- Selected text -
=-=-=-=-=
It's been named the 'De-Star', partly in homage to the film's space station. It stands for Directed Energy System for Targeting of Asteroids and exploRation.

The De-Star would be an unmanned satellite used to protect the Earth from potentially catastrophic collisions with asteroids. It would detect approaching space rocks that might pose a threat and target them with a high-energy laser beam.

The laser would heat one part of the rock, causing it to emit gas and alter the asteroid's direction – hopefully moving it away from the Earth.

It is an idea that has "been around for years", the Daily Telegraph says, but the exciting development is that the team from California believe that it could actually be built now – and would work.

The technology has been tested on Earth, with beams fired at pieces of basalt, which has a similar composition to some asteroids. They found that the basalt started to lose mass when it glowed white hot through a process known as sublimation, or vaporisation, which turns a solid or liquid into a gas.
=-=-=-=-=
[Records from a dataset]
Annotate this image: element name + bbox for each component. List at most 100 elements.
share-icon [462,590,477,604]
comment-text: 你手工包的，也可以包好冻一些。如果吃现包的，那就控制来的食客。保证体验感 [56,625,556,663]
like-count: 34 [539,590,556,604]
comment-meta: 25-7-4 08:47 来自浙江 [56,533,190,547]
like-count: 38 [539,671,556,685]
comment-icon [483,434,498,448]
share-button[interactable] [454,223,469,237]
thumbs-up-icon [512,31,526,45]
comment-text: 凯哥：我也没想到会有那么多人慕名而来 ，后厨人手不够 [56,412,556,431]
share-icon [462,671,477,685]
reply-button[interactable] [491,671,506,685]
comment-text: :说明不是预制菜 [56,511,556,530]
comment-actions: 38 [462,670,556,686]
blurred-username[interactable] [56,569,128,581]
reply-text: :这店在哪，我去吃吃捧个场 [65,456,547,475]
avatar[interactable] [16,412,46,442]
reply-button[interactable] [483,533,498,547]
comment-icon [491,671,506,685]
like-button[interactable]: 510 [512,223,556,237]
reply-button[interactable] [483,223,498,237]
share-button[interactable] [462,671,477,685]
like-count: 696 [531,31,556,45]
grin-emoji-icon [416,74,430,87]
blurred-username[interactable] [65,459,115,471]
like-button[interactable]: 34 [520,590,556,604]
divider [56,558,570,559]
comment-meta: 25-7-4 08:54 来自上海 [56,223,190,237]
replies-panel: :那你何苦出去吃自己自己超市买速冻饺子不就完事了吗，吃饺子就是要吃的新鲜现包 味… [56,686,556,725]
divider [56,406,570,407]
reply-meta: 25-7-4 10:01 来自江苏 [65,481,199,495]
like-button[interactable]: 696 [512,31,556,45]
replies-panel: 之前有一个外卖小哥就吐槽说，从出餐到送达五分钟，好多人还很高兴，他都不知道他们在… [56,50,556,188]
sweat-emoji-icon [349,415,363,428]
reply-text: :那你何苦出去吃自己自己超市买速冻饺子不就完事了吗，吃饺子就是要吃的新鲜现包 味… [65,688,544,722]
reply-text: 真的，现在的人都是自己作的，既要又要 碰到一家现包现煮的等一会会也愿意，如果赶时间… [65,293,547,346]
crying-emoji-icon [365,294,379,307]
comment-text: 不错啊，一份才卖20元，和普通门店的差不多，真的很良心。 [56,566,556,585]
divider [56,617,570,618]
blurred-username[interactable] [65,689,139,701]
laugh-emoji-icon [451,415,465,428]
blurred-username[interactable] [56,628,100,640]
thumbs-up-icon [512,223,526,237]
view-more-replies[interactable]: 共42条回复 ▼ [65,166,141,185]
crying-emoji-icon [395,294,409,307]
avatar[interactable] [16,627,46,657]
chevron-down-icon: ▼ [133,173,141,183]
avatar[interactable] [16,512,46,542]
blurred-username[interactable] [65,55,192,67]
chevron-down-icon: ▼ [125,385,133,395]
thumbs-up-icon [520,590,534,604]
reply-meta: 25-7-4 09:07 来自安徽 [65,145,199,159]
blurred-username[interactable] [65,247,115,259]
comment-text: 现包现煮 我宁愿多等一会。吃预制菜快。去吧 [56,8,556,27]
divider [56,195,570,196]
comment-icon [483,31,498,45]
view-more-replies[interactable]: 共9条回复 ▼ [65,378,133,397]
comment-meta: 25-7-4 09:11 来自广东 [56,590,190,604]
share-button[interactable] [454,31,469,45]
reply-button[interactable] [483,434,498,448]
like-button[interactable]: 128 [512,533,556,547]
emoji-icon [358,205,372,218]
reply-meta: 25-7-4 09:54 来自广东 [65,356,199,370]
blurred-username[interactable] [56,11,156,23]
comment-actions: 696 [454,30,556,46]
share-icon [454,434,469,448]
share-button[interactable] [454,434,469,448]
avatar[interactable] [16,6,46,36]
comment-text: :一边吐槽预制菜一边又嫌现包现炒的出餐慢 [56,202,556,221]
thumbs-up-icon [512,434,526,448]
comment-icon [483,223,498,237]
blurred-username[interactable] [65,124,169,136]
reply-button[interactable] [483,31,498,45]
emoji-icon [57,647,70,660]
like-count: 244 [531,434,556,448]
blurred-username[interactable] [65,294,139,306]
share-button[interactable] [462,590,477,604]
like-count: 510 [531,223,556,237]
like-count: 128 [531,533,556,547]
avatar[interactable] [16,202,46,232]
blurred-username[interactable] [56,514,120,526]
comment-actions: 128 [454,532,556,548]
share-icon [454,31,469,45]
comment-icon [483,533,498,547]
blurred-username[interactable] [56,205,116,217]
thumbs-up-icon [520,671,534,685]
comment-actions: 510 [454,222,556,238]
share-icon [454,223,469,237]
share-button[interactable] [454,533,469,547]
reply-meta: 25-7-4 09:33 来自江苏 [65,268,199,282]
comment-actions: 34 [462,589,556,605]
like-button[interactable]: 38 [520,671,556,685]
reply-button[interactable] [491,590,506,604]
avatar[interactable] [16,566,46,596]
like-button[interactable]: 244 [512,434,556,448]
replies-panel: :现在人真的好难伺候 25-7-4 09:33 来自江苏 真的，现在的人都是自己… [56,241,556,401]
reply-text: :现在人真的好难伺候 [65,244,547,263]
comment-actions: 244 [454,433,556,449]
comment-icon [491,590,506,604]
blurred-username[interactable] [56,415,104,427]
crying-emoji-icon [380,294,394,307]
=-=-=-=-=
- Your objective -
Pick up the passage on the De-Star asteroid-defense laser after its final sentence and keep writing it.

- Expected answer -
The gas causes a "plume cloud", one of the team told the Telegraph, "which generates an opposite and equal reaction, or thrust".

Using the technique, the team managed to slow and reverse the rotation of a piece of spinning basalt.

However, there is a catch – deploying the De-Star successfully would need plenty of warning. It would take 30 years for a 10kW laser to deflect an asteroid measuring 328ft wide.

As well as not having Darth Vader on board, the De-Star differs from the Death Star in scale – it would be much, much smaller. The team are working on an even smaller version that would fly alongside asteroids as a last line of defence.